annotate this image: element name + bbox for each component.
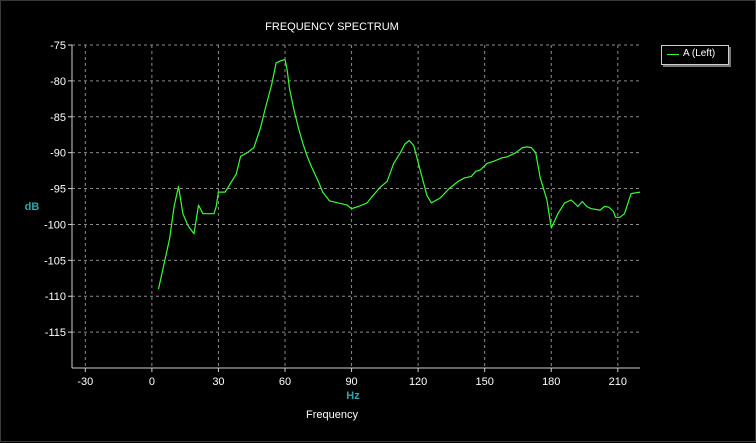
x-tick-label: -30 <box>77 376 93 388</box>
x-tick-label: 90 <box>345 376 357 388</box>
y-tick-label: -115 <box>45 327 66 339</box>
y-axis-label: dB <box>25 201 40 213</box>
y-tick-label: -85 <box>50 112 66 124</box>
y-tick-label: -105 <box>44 255 66 267</box>
legend: A (Left) <box>661 45 729 65</box>
series-line <box>157 58 641 290</box>
y-tick-label: -80 <box>50 76 66 88</box>
x-tick-labels: -30 0 30 60 90 120 150 180 210 <box>77 368 627 388</box>
legend-label: A (Left) <box>683 48 716 59</box>
grid <box>72 44 640 368</box>
y-tick-label: -75 <box>50 40 66 52</box>
x-tick-label: 30 <box>212 376 224 388</box>
legend-swatch <box>667 54 679 55</box>
chart-title: FREQUENCY SPECTRUM <box>265 21 399 33</box>
y-tick-label: -100 <box>44 219 66 231</box>
axes <box>71 45 640 369</box>
x-tick-label: 210 <box>609 376 627 388</box>
chart-footer: Frequency <box>306 409 358 421</box>
x-tick-label: 0 <box>149 376 155 388</box>
x-tick-label: 120 <box>409 376 427 388</box>
series-group <box>157 58 641 290</box>
y-tick-label: -110 <box>45 291 66 303</box>
y-tick-labels: -75 -80 -85 -90 -95 -100 -105 -110 -115 <box>44 40 72 339</box>
x-tick-label: 150 <box>476 376 494 388</box>
y-tick-label: -95 <box>50 184 66 196</box>
x-tick-label: 60 <box>279 376 291 388</box>
x-tick-label: 180 <box>542 376 560 388</box>
y-tick-label: -90 <box>50 148 66 160</box>
x-axis-label: Hz <box>346 390 360 402</box>
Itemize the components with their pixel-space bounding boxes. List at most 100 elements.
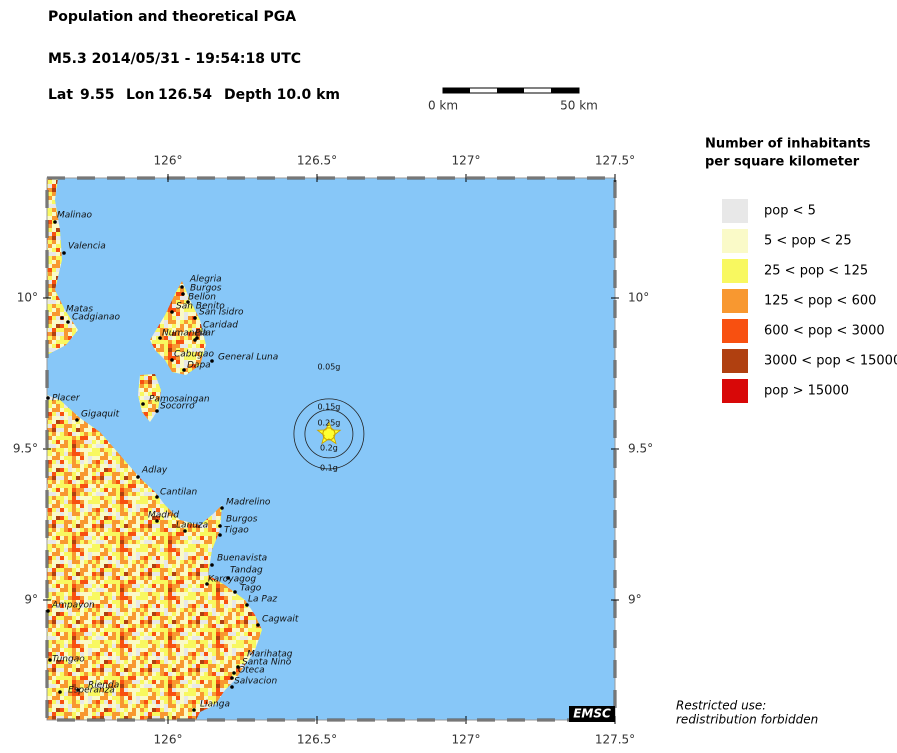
pga-label: 0.05g: [317, 362, 340, 371]
city-label: Karoyagog: [208, 575, 256, 585]
city-label: Caridad: [203, 321, 238, 331]
city-label: Oteca: [238, 666, 265, 676]
city-label: San Isidro: [199, 308, 244, 318]
legend-swatch: [722, 259, 748, 283]
city-dot: [205, 582, 209, 586]
city-dot: [226, 576, 230, 580]
lon-tick-label: 126°: [154, 154, 183, 168]
city-label: Alegria: [189, 275, 222, 285]
notice: Restricted use:: [676, 699, 766, 713]
city-dot: [256, 623, 260, 627]
city-label: Lianga: [200, 700, 230, 710]
city-label: Tigao: [224, 526, 249, 536]
lat-tick-label: 9.5°: [628, 442, 653, 456]
depth: Depth 10.0 km: [224, 87, 340, 103]
city-dot: [183, 529, 187, 533]
city-dot: [48, 658, 52, 662]
city-dot: [193, 338, 197, 342]
bucas-grande: [138, 374, 161, 422]
lon-tick-label: 126.5°: [297, 733, 337, 747]
city-dot: [155, 495, 159, 499]
city-label: Marihatag: [247, 650, 293, 660]
title: Population and theoretical PGA: [48, 9, 296, 25]
city-dot: [181, 292, 185, 296]
city-dot: [245, 603, 249, 607]
legend-label: pop < 5: [764, 204, 816, 219]
city-label: Tago: [240, 584, 262, 594]
city-label: Salvacion: [234, 677, 278, 687]
city-dot: [76, 688, 80, 692]
lon-tick-label: 127.5°: [595, 733, 635, 747]
city-dot: [236, 665, 240, 669]
city-label: Matas: [66, 305, 93, 315]
lat-tick-label: 9.5°: [13, 442, 38, 456]
city-dot: [180, 285, 184, 289]
city-label: San Benito: [176, 302, 225, 312]
city-dot: [230, 685, 234, 689]
city-label: Santa Nino: [242, 658, 292, 668]
lon-tick-label: 126°: [154, 733, 183, 747]
city-dot: [155, 409, 159, 413]
city-label: Adlay: [141, 466, 168, 476]
legend-label: pop > 15000: [764, 384, 849, 399]
city-label: Cabugao: [174, 350, 214, 360]
city-label: Tungao: [52, 655, 85, 665]
city-label: Malinao: [57, 211, 93, 221]
city-dot: [210, 563, 214, 567]
city-dot: [46, 396, 50, 400]
epicenter-star: [316, 420, 342, 445]
legend-label: 3000 < pop < 15000: [764, 354, 897, 369]
city-dot: [218, 524, 222, 528]
city-dot: [46, 609, 50, 613]
credit: EMSC: [573, 707, 611, 721]
event: M5.3 2014/05/31 - 19:54:18 UTC: [48, 51, 301, 67]
lon-tick-label: 127°: [452, 733, 481, 747]
city-label: Esperanza: [68, 686, 115, 696]
pga-label: 0.15g: [317, 402, 340, 411]
pga-label: 0.2g: [320, 443, 338, 452]
city-dot: [233, 590, 237, 594]
legend-swatch: [722, 349, 748, 373]
city-dot: [136, 475, 140, 479]
city-dot: [210, 359, 214, 363]
legend-swatch: [722, 319, 748, 343]
scale-start: 0 km: [428, 99, 458, 113]
city-label: Lanuza: [176, 521, 208, 531]
lon-tick-label: 127.5°: [595, 154, 635, 168]
city-dot: [53, 220, 57, 224]
pga-ring: [304, 409, 354, 459]
scale-end: 50 km: [560, 99, 598, 113]
legend-label: 125 < pop < 600: [764, 294, 876, 309]
city-label: Gigaquit: [81, 410, 120, 420]
lat-tick-label: 10°: [628, 291, 649, 305]
legend-label: 25 < pop < 125: [764, 264, 868, 279]
legend-swatch: [722, 199, 748, 223]
city-label: Cadgianao: [72, 313, 120, 323]
lat-value: 9.55: [80, 87, 115, 103]
city-dot: [141, 402, 145, 406]
city-dot: [232, 671, 236, 675]
city-dot: [182, 368, 186, 372]
legend-label: 5 < pop < 25: [764, 234, 852, 249]
city-label: Cagwait: [262, 615, 299, 625]
mainland: [47, 395, 262, 720]
city-label: Numancia: [162, 329, 207, 339]
city-dot: [186, 300, 190, 304]
city-dot: [75, 418, 79, 422]
city-dot: [220, 506, 224, 510]
notice: redistribution forbidden: [676, 713, 818, 727]
city-label: Ampayon: [51, 601, 95, 611]
city-label: Burgos: [190, 284, 222, 294]
city-dot: [60, 316, 64, 320]
credit-box: [569, 706, 615, 722]
legend-swatch: [722, 379, 748, 403]
pga-ring: [293, 398, 365, 470]
city-label: Cantilan: [160, 488, 198, 498]
lon-tick-label: 126.5°: [297, 154, 337, 168]
pga-label: 0.25g: [317, 418, 340, 427]
city-dot: [66, 320, 70, 324]
city-label: General Luna: [218, 353, 278, 363]
city-dot: [62, 251, 66, 255]
city-dot: [170, 358, 174, 362]
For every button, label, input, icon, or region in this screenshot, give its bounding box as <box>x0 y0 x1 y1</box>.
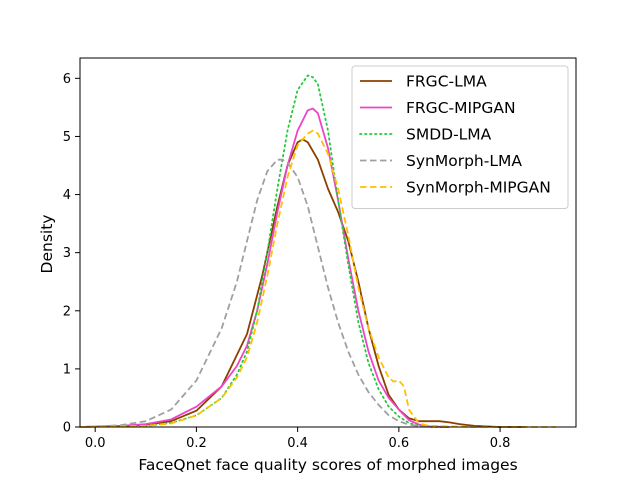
series-line-synmorph-mipgan <box>79 129 556 428</box>
series-line-smdd-lma <box>79 74 451 428</box>
x-tick-label: 0.6 <box>389 436 410 451</box>
legend-label-frgc-lma: FRGC-LMA <box>406 73 487 91</box>
y-tick-label: 6 <box>63 72 71 87</box>
x-tick-label: 0.4 <box>287 436 308 451</box>
x-tick-label: 0.8 <box>490 436 511 451</box>
x-tick-label: 0.2 <box>186 436 207 451</box>
y-axis-title: Density <box>38 215 56 274</box>
y-tick-label: 1 <box>63 362 71 377</box>
y-tick-label: 4 <box>63 188 71 203</box>
plot-area-frame <box>79 57 577 428</box>
y-tick-label: 0 <box>63 421 71 436</box>
legend-label-smdd-lma: SMDD-LMA <box>406 126 492 144</box>
legend-label-synmorph-mipgan: SynMorph-MIPGAN <box>406 179 551 197</box>
series-layer <box>79 74 556 428</box>
series-line-synmorph-lma <box>79 158 450 428</box>
y-tick-label: 3 <box>63 246 71 261</box>
legend-label-frgc-mipgan: FRGC-MIPGAN <box>406 99 516 117</box>
y-axis-ticks: 0 1 2 3 4 5 6 <box>63 72 80 436</box>
legend-label-synmorph-lma: SynMorph-LMA <box>406 152 522 170</box>
series-line-frgc-mipgan <box>79 107 450 428</box>
x-axis-ticks: 0.0 0.2 0.4 0.6 0.8 <box>85 427 511 451</box>
legend-frame <box>351 65 569 209</box>
y-tick-label: 2 <box>63 304 71 319</box>
x-tick-label: 0.0 <box>85 436 106 451</box>
legend: FRGC-LMA FRGC-MIPGAN SMDD-LMA SynMorph-LMA S… <box>351 65 569 209</box>
x-axis-title: FaceQnet face quality scores of morphed … <box>138 456 517 474</box>
y-tick-label: 5 <box>63 130 71 145</box>
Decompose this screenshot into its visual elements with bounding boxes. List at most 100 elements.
+++
> Exercise task
Identify each line of the material that contains the string "this" and reproduce those lines in full.

> Exercise solution
annotate this image: element name + bbox for each component.
For every button, label, input, icon, or region in this screenshot, give its bounding box as <box>x0 y0 x1 y1</box>.
Decompose this screenshot into its visual elements with bounding boxes. List at most 100 elements.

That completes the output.